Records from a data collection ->
· · · · · · ·

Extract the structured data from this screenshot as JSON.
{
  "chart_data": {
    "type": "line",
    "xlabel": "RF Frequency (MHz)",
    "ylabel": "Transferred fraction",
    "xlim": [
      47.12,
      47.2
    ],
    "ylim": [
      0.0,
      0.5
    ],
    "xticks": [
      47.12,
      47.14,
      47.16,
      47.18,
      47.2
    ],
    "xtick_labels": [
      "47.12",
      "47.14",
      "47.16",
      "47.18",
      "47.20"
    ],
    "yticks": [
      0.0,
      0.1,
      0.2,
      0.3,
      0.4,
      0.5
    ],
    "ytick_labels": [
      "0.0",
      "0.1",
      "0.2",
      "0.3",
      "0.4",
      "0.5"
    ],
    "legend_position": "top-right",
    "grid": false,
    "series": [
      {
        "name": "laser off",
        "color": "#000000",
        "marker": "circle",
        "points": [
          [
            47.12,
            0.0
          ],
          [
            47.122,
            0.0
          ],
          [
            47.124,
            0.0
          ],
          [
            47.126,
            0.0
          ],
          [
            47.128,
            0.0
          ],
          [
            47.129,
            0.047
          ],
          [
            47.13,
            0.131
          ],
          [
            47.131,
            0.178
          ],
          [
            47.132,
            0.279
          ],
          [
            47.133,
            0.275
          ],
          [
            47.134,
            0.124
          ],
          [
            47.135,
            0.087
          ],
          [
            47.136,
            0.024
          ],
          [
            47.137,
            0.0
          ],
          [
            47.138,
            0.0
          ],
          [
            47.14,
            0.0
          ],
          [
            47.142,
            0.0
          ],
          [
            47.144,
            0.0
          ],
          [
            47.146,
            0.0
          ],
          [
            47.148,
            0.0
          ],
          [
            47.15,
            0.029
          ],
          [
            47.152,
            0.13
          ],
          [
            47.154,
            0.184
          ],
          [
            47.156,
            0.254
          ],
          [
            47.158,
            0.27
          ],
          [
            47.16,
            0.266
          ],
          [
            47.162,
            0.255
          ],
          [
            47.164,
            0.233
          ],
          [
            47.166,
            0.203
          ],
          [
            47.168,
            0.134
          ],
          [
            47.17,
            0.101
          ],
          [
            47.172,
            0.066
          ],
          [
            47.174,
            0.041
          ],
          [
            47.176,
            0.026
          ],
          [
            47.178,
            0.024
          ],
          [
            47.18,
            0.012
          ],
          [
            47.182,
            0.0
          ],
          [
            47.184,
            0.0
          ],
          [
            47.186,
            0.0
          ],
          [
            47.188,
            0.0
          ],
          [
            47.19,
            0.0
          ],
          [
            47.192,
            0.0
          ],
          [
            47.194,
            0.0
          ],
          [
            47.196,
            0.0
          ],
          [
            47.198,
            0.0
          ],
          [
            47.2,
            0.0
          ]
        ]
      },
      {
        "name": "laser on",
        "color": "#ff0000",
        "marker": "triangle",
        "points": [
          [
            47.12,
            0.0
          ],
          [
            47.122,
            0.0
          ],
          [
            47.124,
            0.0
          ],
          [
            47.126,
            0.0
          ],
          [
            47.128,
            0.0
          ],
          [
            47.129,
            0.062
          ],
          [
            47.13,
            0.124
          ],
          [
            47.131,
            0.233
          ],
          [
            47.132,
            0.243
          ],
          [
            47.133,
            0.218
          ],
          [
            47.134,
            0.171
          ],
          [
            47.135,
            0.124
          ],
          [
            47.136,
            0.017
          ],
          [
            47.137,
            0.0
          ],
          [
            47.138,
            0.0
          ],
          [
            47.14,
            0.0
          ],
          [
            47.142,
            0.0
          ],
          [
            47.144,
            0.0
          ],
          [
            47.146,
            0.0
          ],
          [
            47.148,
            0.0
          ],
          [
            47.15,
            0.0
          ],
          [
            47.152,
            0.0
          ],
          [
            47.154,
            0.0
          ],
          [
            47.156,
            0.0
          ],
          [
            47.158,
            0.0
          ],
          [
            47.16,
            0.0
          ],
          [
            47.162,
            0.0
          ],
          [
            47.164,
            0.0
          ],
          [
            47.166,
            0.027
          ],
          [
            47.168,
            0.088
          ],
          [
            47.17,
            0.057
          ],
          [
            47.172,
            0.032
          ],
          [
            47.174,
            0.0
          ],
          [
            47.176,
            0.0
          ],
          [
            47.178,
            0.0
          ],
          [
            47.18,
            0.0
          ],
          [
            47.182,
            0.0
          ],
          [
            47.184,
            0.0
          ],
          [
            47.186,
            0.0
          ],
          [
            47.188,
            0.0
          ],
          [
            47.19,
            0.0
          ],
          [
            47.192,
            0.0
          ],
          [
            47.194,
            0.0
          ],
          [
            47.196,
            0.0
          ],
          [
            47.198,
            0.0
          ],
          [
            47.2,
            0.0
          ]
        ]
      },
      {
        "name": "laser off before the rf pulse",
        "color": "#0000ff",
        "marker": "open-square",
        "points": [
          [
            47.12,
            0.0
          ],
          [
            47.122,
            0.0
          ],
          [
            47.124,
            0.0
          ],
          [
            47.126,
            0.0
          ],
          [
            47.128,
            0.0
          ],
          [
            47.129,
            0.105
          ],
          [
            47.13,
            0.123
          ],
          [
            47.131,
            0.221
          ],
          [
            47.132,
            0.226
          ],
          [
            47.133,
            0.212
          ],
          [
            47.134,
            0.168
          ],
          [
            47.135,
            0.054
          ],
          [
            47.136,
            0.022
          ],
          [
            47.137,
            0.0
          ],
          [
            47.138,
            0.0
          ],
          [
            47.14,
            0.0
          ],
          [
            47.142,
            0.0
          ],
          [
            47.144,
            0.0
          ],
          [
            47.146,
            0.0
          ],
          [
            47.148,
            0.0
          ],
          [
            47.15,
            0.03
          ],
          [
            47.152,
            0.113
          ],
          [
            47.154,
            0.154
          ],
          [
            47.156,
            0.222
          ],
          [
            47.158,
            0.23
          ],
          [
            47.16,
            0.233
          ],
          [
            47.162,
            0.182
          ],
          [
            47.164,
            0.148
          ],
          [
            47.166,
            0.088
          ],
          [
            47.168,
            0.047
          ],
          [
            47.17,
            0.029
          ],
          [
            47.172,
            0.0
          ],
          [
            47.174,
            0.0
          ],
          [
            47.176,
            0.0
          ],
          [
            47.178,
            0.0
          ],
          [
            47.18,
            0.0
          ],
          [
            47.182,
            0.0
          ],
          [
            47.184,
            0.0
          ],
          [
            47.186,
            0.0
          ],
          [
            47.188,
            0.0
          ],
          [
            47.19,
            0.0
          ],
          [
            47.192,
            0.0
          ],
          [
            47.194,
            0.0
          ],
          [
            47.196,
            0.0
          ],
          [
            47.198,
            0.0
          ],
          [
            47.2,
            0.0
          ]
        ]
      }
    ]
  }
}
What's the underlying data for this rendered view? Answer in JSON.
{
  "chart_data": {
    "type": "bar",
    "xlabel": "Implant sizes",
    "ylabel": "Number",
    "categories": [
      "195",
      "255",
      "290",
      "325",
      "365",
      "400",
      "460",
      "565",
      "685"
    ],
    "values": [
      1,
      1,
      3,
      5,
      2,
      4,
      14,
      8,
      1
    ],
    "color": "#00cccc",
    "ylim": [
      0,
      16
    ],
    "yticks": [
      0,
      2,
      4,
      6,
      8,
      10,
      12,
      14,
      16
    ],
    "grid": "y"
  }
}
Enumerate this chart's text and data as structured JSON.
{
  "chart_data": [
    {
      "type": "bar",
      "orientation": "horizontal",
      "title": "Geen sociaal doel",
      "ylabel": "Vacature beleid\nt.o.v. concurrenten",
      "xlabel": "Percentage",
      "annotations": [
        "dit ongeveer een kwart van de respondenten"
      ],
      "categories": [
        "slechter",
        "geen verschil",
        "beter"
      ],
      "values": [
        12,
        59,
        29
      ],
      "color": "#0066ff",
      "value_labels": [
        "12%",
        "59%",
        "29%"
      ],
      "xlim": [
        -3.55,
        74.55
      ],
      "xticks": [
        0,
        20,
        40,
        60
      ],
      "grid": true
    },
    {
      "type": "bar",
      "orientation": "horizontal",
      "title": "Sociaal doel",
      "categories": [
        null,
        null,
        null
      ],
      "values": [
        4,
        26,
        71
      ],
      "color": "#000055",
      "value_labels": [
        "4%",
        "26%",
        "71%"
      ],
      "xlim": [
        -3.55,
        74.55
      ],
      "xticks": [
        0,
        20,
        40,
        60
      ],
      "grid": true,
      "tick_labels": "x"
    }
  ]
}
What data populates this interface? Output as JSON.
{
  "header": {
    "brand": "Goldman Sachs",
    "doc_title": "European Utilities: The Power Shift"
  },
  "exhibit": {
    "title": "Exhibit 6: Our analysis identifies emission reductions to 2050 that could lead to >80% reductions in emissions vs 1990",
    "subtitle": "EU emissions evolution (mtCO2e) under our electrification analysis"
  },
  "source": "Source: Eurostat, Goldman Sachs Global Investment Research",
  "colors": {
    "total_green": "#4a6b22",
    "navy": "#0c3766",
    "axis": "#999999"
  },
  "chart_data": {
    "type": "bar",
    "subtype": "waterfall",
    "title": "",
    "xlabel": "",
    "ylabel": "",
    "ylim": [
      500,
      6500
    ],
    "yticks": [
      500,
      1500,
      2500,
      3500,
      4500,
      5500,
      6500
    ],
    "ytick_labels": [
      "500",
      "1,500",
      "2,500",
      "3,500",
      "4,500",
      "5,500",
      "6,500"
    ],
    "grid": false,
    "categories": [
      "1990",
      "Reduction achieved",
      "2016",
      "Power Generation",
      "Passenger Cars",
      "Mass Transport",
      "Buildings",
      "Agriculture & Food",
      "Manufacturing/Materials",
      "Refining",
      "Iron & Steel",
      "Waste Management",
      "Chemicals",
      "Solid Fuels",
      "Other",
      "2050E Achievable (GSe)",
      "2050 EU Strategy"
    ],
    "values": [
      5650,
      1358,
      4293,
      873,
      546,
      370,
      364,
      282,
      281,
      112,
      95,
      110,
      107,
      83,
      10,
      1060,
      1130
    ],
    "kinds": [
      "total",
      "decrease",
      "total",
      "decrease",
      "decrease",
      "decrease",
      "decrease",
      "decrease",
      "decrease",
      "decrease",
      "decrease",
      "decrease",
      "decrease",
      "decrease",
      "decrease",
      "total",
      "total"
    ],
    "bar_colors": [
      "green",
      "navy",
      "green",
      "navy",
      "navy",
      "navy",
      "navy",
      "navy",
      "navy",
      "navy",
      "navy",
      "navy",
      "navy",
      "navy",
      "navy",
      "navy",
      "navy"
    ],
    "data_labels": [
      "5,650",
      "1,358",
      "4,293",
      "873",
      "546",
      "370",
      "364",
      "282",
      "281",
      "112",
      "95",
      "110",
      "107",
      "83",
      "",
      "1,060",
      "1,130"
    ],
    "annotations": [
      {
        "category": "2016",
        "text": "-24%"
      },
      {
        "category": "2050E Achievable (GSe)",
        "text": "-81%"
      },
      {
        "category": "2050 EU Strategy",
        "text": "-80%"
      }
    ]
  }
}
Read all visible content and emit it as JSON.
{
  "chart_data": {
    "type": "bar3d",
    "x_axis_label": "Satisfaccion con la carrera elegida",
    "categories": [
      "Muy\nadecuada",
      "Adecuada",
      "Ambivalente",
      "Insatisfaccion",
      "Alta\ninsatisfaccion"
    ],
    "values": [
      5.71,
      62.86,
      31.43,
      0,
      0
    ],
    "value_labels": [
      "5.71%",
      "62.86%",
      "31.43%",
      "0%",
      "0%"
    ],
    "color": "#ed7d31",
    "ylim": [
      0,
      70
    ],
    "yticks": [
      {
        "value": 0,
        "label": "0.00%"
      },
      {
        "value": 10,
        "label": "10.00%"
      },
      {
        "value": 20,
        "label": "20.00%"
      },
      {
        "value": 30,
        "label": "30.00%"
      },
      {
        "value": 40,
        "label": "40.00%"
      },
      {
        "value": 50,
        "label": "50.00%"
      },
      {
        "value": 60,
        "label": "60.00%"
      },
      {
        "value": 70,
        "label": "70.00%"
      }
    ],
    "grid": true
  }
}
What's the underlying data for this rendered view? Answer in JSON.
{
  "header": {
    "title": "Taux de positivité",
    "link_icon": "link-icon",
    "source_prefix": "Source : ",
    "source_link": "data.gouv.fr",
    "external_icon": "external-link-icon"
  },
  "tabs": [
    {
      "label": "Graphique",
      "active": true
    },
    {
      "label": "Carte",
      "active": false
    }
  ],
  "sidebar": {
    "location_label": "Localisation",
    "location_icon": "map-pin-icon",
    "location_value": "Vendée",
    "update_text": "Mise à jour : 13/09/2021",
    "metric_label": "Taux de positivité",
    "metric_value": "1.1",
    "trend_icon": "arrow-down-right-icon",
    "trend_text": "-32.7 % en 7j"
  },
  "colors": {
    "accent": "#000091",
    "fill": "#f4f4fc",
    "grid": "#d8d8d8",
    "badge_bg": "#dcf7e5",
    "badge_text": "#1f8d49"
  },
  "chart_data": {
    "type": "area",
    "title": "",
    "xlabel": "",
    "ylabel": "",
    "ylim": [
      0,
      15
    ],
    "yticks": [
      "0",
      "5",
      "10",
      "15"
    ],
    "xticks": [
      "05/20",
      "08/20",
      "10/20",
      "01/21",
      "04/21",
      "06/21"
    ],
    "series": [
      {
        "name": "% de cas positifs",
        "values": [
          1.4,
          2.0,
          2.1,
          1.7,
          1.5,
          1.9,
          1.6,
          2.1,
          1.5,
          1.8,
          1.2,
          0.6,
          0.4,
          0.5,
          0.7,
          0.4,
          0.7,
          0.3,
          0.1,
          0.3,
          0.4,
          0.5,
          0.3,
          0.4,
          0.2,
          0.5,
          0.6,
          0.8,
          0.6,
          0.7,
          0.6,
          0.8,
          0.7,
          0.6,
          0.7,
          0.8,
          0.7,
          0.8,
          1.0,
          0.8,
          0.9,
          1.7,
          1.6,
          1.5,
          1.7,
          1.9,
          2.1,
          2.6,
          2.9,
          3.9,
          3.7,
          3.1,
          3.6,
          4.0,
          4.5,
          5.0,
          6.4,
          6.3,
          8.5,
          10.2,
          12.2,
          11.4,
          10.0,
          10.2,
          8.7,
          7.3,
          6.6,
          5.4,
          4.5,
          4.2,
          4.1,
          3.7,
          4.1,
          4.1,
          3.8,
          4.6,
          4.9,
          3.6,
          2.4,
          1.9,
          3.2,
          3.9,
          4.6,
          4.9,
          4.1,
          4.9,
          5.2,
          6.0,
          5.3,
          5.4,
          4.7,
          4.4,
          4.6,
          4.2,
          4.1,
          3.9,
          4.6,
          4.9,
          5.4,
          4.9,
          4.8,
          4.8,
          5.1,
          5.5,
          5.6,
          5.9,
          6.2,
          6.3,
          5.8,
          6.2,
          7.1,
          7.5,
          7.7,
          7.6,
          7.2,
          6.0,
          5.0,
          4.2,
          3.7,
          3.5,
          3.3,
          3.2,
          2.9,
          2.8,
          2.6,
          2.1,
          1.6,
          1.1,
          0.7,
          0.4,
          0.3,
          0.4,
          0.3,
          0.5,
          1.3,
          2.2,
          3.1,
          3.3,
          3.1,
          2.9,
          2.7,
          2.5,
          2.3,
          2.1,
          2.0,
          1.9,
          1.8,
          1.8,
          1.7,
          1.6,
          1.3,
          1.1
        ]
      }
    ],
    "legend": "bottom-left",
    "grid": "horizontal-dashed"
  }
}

· · · · · · ·

Give only the number of lines in the material above that include the word "structured".

TASK ANSWER ->
2